Request - Examine the material below. Gather every line in which the string "places" appears.

Material for this exercise -

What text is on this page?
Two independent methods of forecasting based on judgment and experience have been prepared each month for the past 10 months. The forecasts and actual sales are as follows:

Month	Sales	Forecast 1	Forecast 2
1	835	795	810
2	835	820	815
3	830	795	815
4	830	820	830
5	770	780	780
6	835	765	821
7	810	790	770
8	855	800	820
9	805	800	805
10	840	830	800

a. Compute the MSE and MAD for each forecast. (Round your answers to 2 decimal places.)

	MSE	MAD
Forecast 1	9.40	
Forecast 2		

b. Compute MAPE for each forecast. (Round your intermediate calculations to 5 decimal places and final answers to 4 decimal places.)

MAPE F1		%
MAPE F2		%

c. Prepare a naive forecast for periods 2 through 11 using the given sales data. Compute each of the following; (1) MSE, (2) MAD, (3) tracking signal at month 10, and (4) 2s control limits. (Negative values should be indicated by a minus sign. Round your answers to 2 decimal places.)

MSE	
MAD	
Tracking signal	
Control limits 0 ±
==
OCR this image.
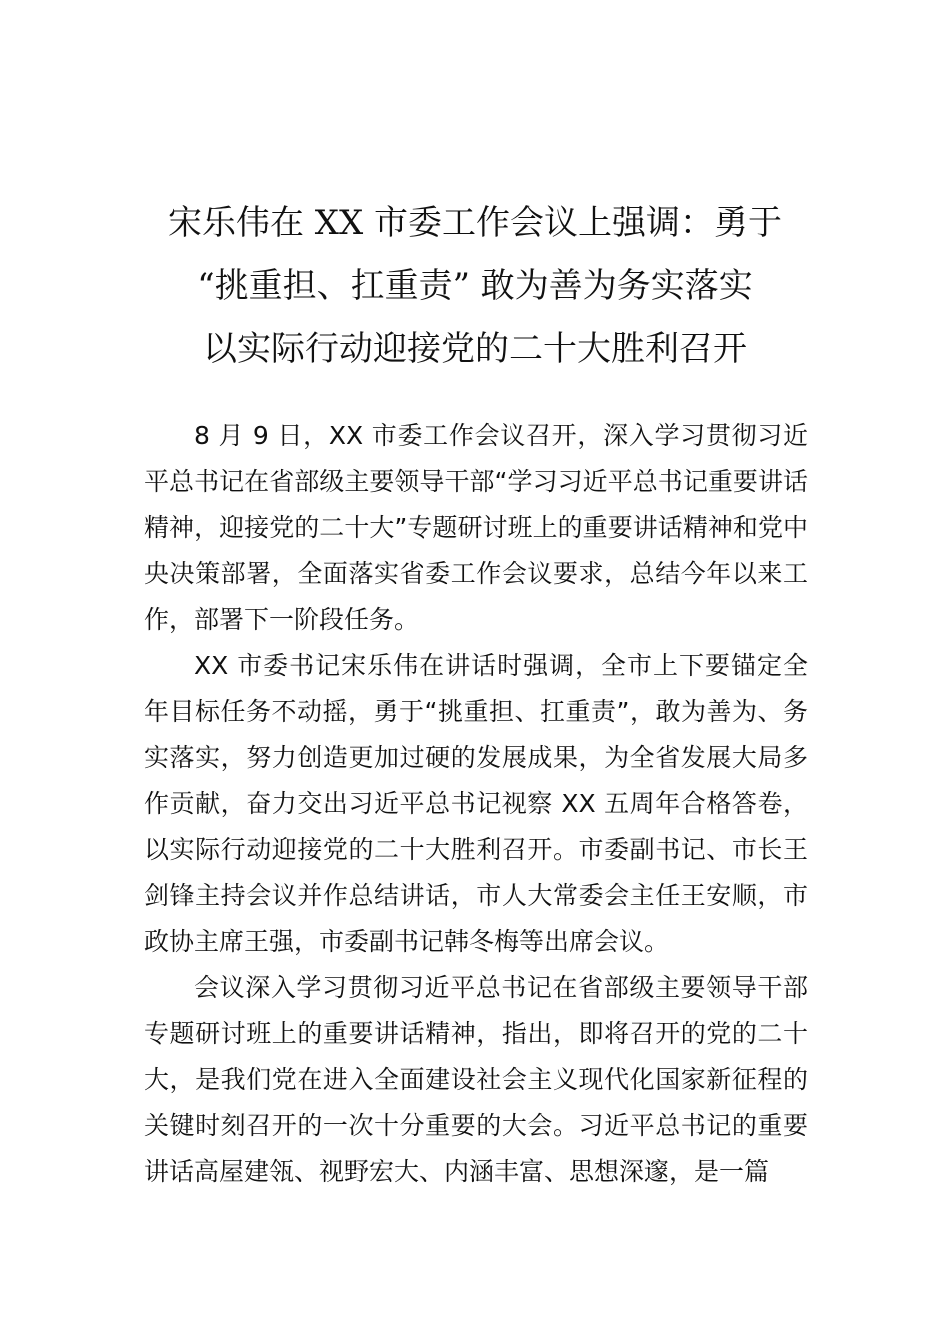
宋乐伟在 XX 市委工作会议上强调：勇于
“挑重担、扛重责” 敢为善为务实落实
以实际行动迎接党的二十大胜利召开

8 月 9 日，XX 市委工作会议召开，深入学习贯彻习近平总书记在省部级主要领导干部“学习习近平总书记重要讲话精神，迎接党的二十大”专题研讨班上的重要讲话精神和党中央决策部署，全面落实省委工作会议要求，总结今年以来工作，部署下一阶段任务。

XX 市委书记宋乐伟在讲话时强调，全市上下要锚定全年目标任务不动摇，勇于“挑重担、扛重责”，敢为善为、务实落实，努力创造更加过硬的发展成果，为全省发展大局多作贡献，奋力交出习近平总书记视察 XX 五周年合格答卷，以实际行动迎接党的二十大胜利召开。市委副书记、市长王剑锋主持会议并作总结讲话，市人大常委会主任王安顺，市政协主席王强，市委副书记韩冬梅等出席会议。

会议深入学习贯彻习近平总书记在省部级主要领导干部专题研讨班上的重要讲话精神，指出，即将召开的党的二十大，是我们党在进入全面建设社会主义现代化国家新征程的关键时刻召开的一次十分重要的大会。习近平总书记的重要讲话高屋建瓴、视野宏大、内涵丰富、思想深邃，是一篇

The reply -
a. Compute the MSE and MAD for each forecast. (Round your answers to 2 decimal places.)
b. Compute MAPE for each forecast. (Round your intermediate calculations to 5 decimal places and final answers to 4 decimal places.)
c. Prepare a naive forecast for periods 2 through 11 using the given sales data. Compute each of the following; (1) MSE, (2) MAD, (3) tracking signal at month 10, and (4) 2s control limits. (Negative values should be indicated by a minus sign. Round your answers to 2 decimal places.)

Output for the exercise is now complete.